EXERCISE REQUIREMENTS
Pick out each line containing the string "जनपद" and copy it.

MATERIAL SUPPLIED
:::
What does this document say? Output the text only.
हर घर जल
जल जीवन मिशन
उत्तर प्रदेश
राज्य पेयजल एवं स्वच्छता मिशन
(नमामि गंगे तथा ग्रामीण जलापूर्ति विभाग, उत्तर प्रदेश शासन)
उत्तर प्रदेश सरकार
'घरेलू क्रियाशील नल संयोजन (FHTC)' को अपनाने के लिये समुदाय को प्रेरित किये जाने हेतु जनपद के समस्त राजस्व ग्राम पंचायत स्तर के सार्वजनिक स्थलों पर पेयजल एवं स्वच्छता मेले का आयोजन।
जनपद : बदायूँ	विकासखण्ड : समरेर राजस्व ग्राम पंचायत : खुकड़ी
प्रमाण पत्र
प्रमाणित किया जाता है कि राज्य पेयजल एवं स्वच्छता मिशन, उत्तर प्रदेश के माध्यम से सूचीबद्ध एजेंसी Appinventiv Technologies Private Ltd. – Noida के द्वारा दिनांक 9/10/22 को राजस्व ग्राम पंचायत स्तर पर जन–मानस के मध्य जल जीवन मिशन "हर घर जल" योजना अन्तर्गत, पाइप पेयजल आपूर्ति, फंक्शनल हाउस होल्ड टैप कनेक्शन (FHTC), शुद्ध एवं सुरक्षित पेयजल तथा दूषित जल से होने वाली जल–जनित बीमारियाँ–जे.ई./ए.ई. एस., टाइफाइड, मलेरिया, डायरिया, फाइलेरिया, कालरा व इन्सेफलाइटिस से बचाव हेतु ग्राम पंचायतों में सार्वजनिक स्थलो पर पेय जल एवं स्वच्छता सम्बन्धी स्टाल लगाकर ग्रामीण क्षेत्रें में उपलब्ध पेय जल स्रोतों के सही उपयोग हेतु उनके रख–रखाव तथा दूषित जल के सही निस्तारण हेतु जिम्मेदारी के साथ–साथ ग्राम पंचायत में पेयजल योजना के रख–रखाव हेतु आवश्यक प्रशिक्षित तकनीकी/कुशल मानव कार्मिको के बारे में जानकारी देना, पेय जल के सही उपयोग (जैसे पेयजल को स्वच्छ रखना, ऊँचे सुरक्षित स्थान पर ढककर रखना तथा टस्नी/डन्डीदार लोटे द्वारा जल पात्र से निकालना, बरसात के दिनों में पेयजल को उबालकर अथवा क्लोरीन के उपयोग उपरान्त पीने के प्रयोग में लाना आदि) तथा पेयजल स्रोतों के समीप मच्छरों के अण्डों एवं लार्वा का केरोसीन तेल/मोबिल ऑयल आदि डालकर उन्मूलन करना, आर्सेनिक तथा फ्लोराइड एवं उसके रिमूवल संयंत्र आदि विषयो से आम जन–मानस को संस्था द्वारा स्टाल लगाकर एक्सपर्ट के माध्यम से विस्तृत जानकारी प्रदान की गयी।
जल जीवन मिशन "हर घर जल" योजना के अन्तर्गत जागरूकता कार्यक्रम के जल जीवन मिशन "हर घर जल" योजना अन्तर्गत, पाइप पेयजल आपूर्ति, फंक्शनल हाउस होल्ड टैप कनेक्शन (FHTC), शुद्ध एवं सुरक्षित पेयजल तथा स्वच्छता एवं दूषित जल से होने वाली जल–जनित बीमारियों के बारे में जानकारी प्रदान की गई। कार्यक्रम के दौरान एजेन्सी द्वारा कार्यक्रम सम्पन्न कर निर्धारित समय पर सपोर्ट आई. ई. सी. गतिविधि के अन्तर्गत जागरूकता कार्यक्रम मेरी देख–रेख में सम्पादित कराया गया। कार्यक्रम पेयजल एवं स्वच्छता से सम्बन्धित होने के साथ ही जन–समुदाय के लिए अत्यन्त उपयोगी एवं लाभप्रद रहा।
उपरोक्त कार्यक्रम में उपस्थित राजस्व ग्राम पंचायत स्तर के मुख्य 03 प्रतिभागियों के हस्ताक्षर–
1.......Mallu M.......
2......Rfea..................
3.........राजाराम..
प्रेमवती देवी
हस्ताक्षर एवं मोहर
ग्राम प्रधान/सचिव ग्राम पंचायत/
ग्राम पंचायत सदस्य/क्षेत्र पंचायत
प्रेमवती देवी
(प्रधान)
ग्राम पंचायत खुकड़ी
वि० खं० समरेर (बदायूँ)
:::
RIGHT ANSWER
'घरेलू क्रियाशील नल संयोजन (FHTC)' को अपनाने के लिये समुदाय को प्रेरित किये जाने हेतु जनपद के समस्त राजस्व ग्राम पंचायत स्तर के सार्वजनिक स्थलों पर पेयजल एवं स्वच्छता मेले का आयोजन।
जनपद : बदायूँ	विकासखण्ड : समरेर राजस्व ग्राम पंचायत : खुकड़ी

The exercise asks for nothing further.